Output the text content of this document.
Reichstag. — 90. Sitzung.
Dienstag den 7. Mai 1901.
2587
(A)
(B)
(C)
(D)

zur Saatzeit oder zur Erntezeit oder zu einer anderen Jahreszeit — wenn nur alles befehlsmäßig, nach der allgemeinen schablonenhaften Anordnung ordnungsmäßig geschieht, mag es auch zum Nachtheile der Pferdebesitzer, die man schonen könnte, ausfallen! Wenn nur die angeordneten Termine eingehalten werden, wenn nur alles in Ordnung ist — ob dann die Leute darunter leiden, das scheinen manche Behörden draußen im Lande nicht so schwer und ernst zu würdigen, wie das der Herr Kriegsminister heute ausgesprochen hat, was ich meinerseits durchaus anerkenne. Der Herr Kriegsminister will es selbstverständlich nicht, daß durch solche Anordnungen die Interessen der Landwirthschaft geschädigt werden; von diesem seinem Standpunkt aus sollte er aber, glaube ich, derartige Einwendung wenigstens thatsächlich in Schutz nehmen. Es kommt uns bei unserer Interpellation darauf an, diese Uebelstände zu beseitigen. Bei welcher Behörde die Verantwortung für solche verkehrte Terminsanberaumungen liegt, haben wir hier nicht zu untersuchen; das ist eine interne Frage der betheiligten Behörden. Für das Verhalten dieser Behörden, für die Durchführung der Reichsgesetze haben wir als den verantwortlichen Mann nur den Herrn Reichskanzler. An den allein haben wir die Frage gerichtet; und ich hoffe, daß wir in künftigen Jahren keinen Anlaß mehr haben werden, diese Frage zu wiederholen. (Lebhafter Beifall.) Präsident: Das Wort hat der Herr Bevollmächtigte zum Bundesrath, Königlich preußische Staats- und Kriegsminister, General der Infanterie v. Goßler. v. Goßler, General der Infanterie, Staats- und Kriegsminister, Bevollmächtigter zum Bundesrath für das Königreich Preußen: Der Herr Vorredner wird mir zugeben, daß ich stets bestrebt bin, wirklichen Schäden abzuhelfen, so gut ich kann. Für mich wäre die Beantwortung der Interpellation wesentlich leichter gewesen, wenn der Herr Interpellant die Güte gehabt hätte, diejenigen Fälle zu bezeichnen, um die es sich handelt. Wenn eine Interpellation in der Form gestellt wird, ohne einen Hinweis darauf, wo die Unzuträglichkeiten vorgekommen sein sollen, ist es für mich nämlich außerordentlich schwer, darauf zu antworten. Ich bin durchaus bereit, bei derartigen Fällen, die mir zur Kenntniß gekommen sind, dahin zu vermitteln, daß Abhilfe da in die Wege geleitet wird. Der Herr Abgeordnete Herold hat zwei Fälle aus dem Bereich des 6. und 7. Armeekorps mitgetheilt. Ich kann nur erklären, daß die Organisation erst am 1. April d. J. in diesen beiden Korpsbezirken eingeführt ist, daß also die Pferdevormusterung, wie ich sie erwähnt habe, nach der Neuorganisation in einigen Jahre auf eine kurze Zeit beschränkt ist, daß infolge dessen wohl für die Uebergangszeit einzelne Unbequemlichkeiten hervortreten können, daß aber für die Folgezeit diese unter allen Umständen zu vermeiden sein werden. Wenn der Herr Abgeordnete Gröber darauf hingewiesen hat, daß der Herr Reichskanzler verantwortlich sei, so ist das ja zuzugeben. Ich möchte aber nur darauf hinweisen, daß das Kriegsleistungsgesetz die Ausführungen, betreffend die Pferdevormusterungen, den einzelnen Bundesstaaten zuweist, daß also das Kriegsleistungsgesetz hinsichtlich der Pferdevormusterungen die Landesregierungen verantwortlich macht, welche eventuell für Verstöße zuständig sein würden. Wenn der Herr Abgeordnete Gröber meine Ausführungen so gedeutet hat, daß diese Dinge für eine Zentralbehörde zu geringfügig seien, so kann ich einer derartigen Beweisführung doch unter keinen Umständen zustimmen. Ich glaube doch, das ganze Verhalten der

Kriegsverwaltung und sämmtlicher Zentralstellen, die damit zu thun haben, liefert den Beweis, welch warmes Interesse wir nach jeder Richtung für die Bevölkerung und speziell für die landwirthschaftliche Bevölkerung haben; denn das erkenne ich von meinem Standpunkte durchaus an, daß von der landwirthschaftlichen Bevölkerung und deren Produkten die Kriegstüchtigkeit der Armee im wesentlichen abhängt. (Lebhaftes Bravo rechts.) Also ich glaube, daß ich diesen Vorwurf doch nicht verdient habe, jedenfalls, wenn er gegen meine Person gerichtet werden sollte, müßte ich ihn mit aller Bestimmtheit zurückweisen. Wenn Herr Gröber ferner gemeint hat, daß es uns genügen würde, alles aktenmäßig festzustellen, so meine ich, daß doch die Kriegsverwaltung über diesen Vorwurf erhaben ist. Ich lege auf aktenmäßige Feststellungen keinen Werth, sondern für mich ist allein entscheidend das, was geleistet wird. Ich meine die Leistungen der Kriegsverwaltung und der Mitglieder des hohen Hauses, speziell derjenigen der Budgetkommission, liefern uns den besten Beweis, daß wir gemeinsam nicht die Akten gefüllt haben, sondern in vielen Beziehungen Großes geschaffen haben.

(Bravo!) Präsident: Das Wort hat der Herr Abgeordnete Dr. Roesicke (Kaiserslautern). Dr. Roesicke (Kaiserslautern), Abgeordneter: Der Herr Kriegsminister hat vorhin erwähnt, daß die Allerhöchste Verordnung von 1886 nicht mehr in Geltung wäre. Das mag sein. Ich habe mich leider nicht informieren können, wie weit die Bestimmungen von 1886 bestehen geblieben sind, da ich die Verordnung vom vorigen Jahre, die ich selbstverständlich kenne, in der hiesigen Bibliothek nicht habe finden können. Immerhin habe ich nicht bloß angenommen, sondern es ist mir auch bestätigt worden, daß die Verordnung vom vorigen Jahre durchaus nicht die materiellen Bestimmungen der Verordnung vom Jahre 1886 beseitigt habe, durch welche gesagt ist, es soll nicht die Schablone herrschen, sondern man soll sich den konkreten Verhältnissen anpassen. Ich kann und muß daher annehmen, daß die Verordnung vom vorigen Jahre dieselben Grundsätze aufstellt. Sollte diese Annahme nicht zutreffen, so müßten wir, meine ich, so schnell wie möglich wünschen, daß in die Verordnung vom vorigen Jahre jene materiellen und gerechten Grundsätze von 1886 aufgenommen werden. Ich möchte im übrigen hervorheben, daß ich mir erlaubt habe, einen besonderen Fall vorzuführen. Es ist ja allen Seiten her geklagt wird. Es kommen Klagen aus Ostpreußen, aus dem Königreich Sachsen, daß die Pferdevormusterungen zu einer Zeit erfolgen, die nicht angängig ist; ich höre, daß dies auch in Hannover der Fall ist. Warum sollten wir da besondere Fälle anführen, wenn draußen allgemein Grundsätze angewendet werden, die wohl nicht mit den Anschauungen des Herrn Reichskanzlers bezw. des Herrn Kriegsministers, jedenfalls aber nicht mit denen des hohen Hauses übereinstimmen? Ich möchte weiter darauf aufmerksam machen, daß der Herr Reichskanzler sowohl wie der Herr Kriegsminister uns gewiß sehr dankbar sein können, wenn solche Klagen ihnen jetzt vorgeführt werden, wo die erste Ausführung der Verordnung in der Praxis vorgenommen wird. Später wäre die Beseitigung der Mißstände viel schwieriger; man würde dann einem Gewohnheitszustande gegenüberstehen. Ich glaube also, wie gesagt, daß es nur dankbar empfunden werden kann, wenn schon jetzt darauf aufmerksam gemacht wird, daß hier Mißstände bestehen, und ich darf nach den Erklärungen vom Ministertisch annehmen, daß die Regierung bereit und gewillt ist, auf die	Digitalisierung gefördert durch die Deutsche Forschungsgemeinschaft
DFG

PROMPT
What this exercise asks for is the data above, retyped exactly.

SOLUTION FOR THIS EXERCISE
Output the text content of this document.
Reichstag. — 90. Sitzung.
Dienstag den 7. Mai 1901.
2587
(A)
(B)
(C)
(D)

zur Saatzeit oder zur Erntezeit oder zu einer anderen Jahreszeit — wenn nur alles befehlsmäßig, nach der allgemeinen schablonenhaften Anordnung ordnungsmäßig geschieht, mag es auch zum Nachtheile der Pferdebesitzer, die man schonen könnte, ausfallen! Wenn nur die angeordneten Termine eingehalten werden, wenn nur alles in Ordnung ist — ob dann die Leute darunter leiden, das scheinen manche Behörden draußen im Lande nicht so schwer und ernst zu würdigen, wie das der Herr Kriegsminister heute ausgesprochen hat, was ich meinerseits durchaus anerkenne. Der Herr Kriegsminister will es selbstverständlich nicht, daß durch solche Anordnungen die Interessen der Landwirthschaft geschädigt werden; von diesem seinem Standpunkt aus sollte er aber, glaube ich, derartige Einwendung wenigstens thatsächlich in Schutz nehmen. Es kommt uns bei unserer Interpellation darauf an, diese Uebelstände zu beseitigen. Bei welcher Behörde die Verantwortung für solche verkehrte Terminsanberaumungen liegt, haben wir hier nicht zu untersuchen; das ist eine interne Frage der betheiligten Behörden. Für das Verhalten dieser Behörden, für die Durchführung der Reichsgesetze haben wir als den verantwortlichen Mann nur den Herrn Reichskanzler. An den allein haben wir die Frage gerichtet; und ich hoffe, daß wir in künftigen Jahren keinen Anlaß mehr haben werden, diese Frage zu wiederholen. (Lebhafter Beifall.) Präsident: Das Wort hat der Herr Bevollmächtigte zum Bundesrath, Königlich preußische Staats- und Kriegsminister, General der Infanterie v. Goßler. v. Goßler, General der Infanterie, Staats- und Kriegsminister, Bevollmächtigter zum Bundesrath für das Königreich Preußen: Der Herr Vorredner wird mir zugeben, daß ich stets bestrebt bin, wirklichen Schäden abzuhelfen, so gut ich kann. Für mich wäre die Beantwortung der Interpellation wesentlich leichter gewesen, wenn der Herr Interpellant die Güte gehabt hätte, diejenigen Fälle zu bezeichnen, um die es sich handelt. Wenn eine Interpellation in der Form gestellt wird, ohne einen Hinweis darauf, wo die Unzuträglichkeiten vorgekommen sein sollen, ist es für mich nämlich außerordentlich schwer, darauf zu antworten. Ich bin durchaus bereit, bei derartigen Fällen, die mir zur Kenntniß gekommen sind, dahin zu vermitteln, daß Abhilfe da in die Wege geleitet wird. Der Herr Abgeordnete Herold hat zwei Fälle aus dem Bereich des 6. und 7. Armeekorps mitgetheilt. Ich kann nur erklären, daß die Organisation erst am 1. April d. J. in diesen beiden Korpsbezirken eingeführt ist, daß also die Pferdevormusterung, wie ich sie erwähnt habe, nach der Neuorganisation in einigen Jahre auf eine kurze Zeit beschränkt ist, daß infolge dessen wohl für die Uebergangszeit einzelne Unbequemlichkeiten hervortreten können, daß aber für die Folgezeit diese unter allen Umständen zu vermeiden sein werden. Wenn der Herr Abgeordnete Gröber darauf hingewiesen hat, daß der Herr Reichskanzler verantwortlich sei, so ist das ja zuzugeben. Ich möchte aber nur darauf hinweisen, daß das Kriegsleistungsgesetz die Ausführungen, betreffend die Pferdevormusterungen, den einzelnen Bundesstaaten zuweist, daß also das Kriegsleistungsgesetz hinsichtlich der Pferdevormusterungen die Landesregierungen verantwortlich macht, welche eventuell für Verstöße zuständig sein würden. Wenn der Herr Abgeordnete Gröber meine Ausführungen so gedeutet hat, daß diese Dinge für eine Zentralbehörde zu geringfügig seien, so kann ich einer derartigen Beweisführung doch unter keinen Umständen zustimmen. Ich glaube doch, das ganze Verhalten der

Kriegsverwaltung und sämmtlicher Zentralstellen, die damit zu thun haben, liefert den Beweis, welch warmes Interesse wir nach jeder Richtung für die Bevölkerung und speziell für die landwirthschaftliche Bevölkerung haben; denn das erkenne ich von meinem Standpunkte durchaus an, daß von der landwirthschaftlichen Bevölkerung und deren Produkten die Kriegstüchtigkeit der Armee im wesentlichen abhängt. (Lebhaftes Bravo rechts.) Also ich glaube, daß ich diesen Vorwurf doch nicht verdient habe, jedenfalls, wenn er gegen meine Person gerichtet werden sollte, müßte ich ihn mit aller Bestimmtheit zurückweisen. Wenn Herr Gröber ferner gemeint hat, daß es uns genügen würde, alles aktenmäßig festzustellen, so meine ich, daß doch die Kriegsverwaltung über diesen Vorwurf erhaben ist. Ich lege auf aktenmäßige Feststellungen keinen Werth, sondern für mich ist allein entscheidend das, was geleistet wird. Ich meine die Leistungen der Kriegsverwaltung und der Mitglieder des hohen Hauses, speziell derjenigen der Budgetkommission, liefern uns den besten Beweis, daß wir gemeinsam nicht die Akten gefüllt haben, sondern in vielen Beziehungen Großes geschaffen haben.

(Bravo!) Präsident: Das Wort hat der Herr Abgeordnete Dr. Roesicke (Kaiserslautern). Dr. Roesicke (Kaiserslautern), Abgeordneter: Der Herr Kriegsminister hat vorhin erwähnt, daß die Allerhöchste Verordnung von 1886 nicht mehr in Geltung wäre. Das mag sein. Ich habe mich leider nicht informieren können, wie weit die Bestimmungen von 1886 bestehen geblieben sind, da ich die Verordnung vom vorigen Jahre, die ich selbstverständlich kenne, in der hiesigen Bibliothek nicht habe finden können. Immerhin habe ich nicht bloß angenommen, sondern es ist mir auch bestätigt worden, daß die Verordnung vom vorigen Jahre durchaus nicht die materiellen Bestimmungen der Verordnung vom Jahre 1886 beseitigt habe, durch welche gesagt ist, es soll nicht die Schablone herrschen, sondern man soll sich den konkreten Verhältnissen anpassen. Ich kann und muß daher annehmen, daß die Verordnung vom vorigen Jahre dieselben Grundsätze aufstellt. Sollte diese Annahme nicht zutreffen, so müßten wir, meine ich, so schnell wie möglich wünschen, daß in die Verordnung vom vorigen Jahre jene materiellen und gerechten Grundsätze von 1886 aufgenommen werden. Ich möchte im übrigen hervorheben, daß ich mir erlaubt habe, einen besonderen Fall vorzuführen. Es ist ja allen Seiten her geklagt wird. Es kommen Klagen aus Ostpreußen, aus dem Königreich Sachsen, daß die Pferdevormusterungen zu einer Zeit erfolgen, die nicht angängig ist; ich höre, daß dies auch in Hannover der Fall ist. Warum sollten wir da besondere Fälle anführen, wenn draußen allgemein Grundsätze angewendet werden, die wohl nicht mit den Anschauungen des Herrn Reichskanzlers bezw. des Herrn Kriegsministers, jedenfalls aber nicht mit denen des hohen Hauses übereinstimmen? Ich möchte weiter darauf aufmerksam machen, daß der Herr Reichskanzler sowohl wie der Herr Kriegsminister uns gewiß sehr dankbar sein können, wenn solche Klagen ihnen jetzt vorgeführt werden, wo die erste Ausführung der Verordnung in der Praxis vorgenommen wird. Später wäre die Beseitigung der Mißstände viel schwieriger; man würde dann einem Gewohnheitszustande gegenüberstehen. Ich glaube also, wie gesagt, daß es nur dankbar empfunden werden kann, wenn schon jetzt darauf aufmerksam gemacht wird, daß hier Mißstände bestehen, und ich darf nach den Erklärungen vom Ministertisch annehmen, daß die Regierung bereit und gewillt ist, auf die	Digitalisierung gefördert durch die Deutsche Forschungsgemeinschaft
DFG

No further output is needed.